What to produce
In the material below, the lines containing the word "prints" are required; copy each of them.

>> START Record list

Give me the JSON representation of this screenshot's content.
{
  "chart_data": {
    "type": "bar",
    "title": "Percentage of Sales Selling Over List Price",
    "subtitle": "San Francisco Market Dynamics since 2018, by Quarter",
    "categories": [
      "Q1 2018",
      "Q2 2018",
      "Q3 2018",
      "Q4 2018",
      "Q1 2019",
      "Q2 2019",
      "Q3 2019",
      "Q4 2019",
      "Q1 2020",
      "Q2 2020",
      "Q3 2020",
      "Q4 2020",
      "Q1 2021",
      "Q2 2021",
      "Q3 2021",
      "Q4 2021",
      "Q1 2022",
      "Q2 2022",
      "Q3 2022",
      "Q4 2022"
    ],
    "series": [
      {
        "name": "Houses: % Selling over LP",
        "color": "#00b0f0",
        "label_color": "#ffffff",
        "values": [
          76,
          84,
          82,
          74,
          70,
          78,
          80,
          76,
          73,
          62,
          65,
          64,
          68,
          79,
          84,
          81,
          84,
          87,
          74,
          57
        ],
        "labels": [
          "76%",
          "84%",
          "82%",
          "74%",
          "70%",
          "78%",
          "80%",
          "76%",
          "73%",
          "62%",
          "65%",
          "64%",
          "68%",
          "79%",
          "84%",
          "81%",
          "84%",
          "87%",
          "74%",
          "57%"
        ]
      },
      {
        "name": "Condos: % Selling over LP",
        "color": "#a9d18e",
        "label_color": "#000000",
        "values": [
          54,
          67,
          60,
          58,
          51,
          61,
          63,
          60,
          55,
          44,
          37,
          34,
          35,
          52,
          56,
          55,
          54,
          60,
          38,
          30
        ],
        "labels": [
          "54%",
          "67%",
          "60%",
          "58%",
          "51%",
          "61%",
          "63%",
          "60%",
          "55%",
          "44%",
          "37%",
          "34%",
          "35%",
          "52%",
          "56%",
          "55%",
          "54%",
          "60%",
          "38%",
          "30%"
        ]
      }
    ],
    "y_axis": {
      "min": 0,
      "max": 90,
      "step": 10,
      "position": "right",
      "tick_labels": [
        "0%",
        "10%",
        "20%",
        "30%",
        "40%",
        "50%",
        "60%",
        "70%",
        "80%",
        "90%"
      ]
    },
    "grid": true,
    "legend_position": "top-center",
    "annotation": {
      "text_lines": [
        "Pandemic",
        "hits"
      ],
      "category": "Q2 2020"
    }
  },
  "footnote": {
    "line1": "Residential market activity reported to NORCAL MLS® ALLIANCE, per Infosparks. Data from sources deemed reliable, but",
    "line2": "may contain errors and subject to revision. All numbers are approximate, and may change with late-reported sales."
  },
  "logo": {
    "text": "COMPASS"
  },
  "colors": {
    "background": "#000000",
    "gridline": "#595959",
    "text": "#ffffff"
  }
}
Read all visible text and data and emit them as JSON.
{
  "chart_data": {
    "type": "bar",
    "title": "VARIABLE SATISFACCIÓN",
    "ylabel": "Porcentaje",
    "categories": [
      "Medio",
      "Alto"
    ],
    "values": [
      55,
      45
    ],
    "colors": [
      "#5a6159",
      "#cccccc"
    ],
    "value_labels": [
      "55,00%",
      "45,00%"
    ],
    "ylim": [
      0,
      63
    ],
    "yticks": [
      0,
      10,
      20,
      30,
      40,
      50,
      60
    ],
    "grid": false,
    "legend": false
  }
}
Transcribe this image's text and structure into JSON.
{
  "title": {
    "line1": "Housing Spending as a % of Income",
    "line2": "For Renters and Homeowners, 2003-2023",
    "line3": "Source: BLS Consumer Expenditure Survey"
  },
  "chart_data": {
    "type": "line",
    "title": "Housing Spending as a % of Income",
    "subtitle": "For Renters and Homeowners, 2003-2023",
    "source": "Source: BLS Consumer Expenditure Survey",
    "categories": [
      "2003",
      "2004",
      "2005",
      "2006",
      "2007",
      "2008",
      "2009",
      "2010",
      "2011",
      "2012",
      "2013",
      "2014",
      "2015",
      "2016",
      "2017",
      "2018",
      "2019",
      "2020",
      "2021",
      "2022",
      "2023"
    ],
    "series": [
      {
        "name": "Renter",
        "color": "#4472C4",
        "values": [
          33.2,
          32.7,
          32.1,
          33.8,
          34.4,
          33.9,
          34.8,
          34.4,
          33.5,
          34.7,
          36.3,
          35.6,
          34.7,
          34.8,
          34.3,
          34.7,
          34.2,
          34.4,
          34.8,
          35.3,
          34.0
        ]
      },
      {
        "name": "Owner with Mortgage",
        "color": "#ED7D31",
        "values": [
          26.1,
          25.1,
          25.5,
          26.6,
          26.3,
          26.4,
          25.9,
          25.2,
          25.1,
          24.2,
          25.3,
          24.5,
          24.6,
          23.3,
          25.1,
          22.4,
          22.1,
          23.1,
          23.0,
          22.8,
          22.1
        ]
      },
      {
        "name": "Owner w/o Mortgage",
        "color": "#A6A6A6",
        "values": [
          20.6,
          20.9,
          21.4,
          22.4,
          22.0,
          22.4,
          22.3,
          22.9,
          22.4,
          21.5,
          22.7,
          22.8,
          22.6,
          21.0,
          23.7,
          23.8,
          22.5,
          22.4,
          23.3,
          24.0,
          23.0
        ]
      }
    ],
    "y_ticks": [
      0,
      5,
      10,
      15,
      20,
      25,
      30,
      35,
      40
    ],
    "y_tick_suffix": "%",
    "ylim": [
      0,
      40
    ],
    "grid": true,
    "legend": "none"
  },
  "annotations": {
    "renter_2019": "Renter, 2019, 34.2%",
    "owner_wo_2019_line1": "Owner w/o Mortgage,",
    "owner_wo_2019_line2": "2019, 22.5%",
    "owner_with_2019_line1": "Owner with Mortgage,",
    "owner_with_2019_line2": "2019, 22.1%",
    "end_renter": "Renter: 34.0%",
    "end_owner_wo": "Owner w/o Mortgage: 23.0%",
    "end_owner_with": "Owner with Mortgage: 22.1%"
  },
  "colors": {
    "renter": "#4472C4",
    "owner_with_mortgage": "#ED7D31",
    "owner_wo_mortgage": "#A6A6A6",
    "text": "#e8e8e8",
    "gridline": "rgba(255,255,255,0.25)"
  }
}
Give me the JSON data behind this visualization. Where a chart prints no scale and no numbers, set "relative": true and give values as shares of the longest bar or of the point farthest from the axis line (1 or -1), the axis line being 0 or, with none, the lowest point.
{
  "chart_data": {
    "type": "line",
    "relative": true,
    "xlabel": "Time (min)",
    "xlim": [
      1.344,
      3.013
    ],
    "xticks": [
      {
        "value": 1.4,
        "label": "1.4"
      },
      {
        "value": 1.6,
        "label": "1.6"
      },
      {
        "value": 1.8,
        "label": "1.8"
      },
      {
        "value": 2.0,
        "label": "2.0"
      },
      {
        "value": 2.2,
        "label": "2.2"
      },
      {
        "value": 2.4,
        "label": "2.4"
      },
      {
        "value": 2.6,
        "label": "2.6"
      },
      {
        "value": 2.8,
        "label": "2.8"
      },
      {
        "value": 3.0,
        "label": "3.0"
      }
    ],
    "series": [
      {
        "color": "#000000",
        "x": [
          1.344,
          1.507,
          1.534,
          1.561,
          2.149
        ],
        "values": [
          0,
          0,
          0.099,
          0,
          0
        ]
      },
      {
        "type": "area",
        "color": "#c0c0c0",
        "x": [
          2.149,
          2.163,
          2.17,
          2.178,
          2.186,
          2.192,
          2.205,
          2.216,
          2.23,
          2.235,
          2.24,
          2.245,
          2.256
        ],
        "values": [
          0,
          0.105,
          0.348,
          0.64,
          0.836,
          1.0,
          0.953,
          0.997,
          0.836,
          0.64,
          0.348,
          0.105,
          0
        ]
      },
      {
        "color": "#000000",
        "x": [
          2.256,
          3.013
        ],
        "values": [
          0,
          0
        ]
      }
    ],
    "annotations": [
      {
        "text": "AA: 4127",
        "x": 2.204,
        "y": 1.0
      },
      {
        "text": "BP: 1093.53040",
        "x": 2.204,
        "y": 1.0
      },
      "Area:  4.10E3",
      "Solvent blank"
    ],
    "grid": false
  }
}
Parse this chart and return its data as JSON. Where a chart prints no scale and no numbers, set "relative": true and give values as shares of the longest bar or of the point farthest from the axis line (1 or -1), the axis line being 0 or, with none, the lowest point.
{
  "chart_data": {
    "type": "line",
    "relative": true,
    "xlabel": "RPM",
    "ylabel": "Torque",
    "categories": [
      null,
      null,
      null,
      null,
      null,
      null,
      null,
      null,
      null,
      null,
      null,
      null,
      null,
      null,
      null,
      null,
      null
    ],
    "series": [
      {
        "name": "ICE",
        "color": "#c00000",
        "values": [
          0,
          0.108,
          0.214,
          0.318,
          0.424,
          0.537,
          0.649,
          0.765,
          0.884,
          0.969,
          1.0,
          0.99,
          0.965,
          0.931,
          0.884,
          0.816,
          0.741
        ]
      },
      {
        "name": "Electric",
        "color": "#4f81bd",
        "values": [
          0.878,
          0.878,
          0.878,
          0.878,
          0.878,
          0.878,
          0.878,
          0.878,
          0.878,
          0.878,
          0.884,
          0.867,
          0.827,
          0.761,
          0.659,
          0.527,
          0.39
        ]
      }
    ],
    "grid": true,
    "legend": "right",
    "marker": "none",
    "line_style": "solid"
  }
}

>> END Record list

Task answer
Give me the JSON data behind this visualization. Where a chart prints no scale and no numbers, set "relative": true and give values as shares of the longest bar or of the point farthest from the axis line (1 or -1), the axis line being 0 or, with none, the lowest point.
Parse this chart and return its data as JSON. Where a chart prints no scale and no numbers, set "relative": true and give values as shares of the longest bar or of the point farthest from the axis line (1 or -1), the axis line being 0 or, with none, the lowest point.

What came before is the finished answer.